Take the entries below and reproduce them word for word.

[START]

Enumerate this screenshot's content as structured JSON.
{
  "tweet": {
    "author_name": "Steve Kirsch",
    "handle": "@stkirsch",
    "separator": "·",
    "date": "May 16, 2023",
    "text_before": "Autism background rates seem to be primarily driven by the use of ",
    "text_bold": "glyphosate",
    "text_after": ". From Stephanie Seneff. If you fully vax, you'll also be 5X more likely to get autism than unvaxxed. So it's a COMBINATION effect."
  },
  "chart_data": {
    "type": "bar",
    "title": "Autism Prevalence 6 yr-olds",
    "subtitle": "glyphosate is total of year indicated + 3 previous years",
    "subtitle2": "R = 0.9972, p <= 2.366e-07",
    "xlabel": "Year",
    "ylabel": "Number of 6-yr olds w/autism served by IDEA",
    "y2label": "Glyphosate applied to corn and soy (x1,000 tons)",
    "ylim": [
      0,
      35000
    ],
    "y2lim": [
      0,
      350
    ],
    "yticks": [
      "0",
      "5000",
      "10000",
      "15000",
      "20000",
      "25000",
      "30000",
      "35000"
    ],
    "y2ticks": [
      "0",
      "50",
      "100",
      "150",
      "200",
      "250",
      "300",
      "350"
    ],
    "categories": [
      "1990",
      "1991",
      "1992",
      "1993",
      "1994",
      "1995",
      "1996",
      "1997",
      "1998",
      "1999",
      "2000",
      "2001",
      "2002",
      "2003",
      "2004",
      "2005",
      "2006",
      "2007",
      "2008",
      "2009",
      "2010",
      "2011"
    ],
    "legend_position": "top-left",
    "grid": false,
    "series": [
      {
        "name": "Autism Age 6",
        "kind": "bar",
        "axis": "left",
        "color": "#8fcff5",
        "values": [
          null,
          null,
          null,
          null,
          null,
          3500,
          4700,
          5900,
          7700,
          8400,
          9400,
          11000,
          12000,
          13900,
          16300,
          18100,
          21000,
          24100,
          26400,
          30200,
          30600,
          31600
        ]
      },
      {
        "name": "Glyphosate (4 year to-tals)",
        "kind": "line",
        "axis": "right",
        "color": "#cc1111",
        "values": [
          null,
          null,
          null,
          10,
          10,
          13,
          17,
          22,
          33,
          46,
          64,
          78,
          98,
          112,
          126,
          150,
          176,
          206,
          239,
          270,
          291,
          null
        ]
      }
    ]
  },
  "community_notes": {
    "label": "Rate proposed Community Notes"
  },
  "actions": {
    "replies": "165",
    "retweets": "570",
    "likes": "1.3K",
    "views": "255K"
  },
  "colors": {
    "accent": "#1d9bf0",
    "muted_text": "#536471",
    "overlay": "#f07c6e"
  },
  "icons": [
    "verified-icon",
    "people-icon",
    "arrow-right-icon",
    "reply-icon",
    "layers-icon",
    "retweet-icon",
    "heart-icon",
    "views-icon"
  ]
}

[END]

SOLVED EXERCISE:
Enumerate this screenshot's content as structured JSON.
{
  "tweet": {
    "author_name": "Steve Kirsch",
    "handle": "@stkirsch",
    "separator": "·",
    "date": "May 16, 2023",
    "text_before": "Autism background rates seem to be primarily driven by the use of ",
    "text_bold": "glyphosate",
    "text_after": ". From Stephanie Seneff. If you fully vax, you'll also be 5X more likely to get autism than unvaxxed. So it's a COMBINATION effect."
  },
  "chart_data": {
    "type": "bar",
    "title": "Autism Prevalence 6 yr-olds",
    "subtitle": "glyphosate is total of year indicated + 3 previous years",
    "subtitle2": "R = 0.9972, p <= 2.366e-07",
    "xlabel": "Year",
    "ylabel": "Number of 6-yr olds w/autism served by IDEA",
    "y2label": "Glyphosate applied to corn and soy (x1,000 tons)",
    "ylim": [
      0,
      35000
    ],
    "y2lim": [
      0,
      350
    ],
    "yticks": [
      "0",
      "5000",
      "10000",
      "15000",
      "20000",
      "25000",
      "30000",
      "35000"
    ],
    "y2ticks": [
      "0",
      "50",
      "100",
      "150",
      "200",
      "250",
      "300",
      "350"
    ],
    "categories": [
      "1990",
      "1991",
      "1992",
      "1993",
      "1994",
      "1995",
      "1996",
      "1997",
      "1998",
      "1999",
      "2000",
      "2001",
      "2002",
      "2003",
      "2004",
      "2005",
      "2006",
      "2007",
      "2008",
      "2009",
      "2010",
      "2011"
    ],
    "legend_position": "top-left",
    "grid": false,
    "series": [
      {
        "name": "Autism Age 6",
        "kind": "bar",
        "axis": "left",
        "color": "#8fcff5",
        "values": [
          null,
          null,
          null,
          null,
          null,
          3500,
          4700,
          5900,
          7700,
          8400,
          9400,
          11000,
          12000,
          13900,
          16300,
          18100,
          21000,
          24100,
          26400,
          30200,
          30600,
          31600
        ]
      },
      {
        "name": "Glyphosate (4 year to-tals)",
        "kind": "line",
        "axis": "right",
        "color": "#cc1111",
        "values": [
          null,
          null,
          null,
          10,
          10,
          13,
          17,
          22,
          33,
          46,
          64,
          78,
          98,
          112,
          126,
          150,
          176,
          206,
          239,
          270,
          291,
          null
        ]
      }
    ]
  },
  "community_notes": {
    "label": "Rate proposed Community Notes"
  },
  "actions": {
    "replies": "165",
    "retweets": "570",
    "likes": "1.3K",
    "views": "255K"
  },
  "colors": {
    "accent": "#1d9bf0",
    "muted_text": "#536471",
    "overlay": "#f07c6e"
  },
  "icons": [
    "verified-icon",
    "people-icon",
    "arrow-right-icon",
    "reply-icon",
    "layers-icon",
    "retweet-icon",
    "heart-icon",
    "views-icon"
  ]
}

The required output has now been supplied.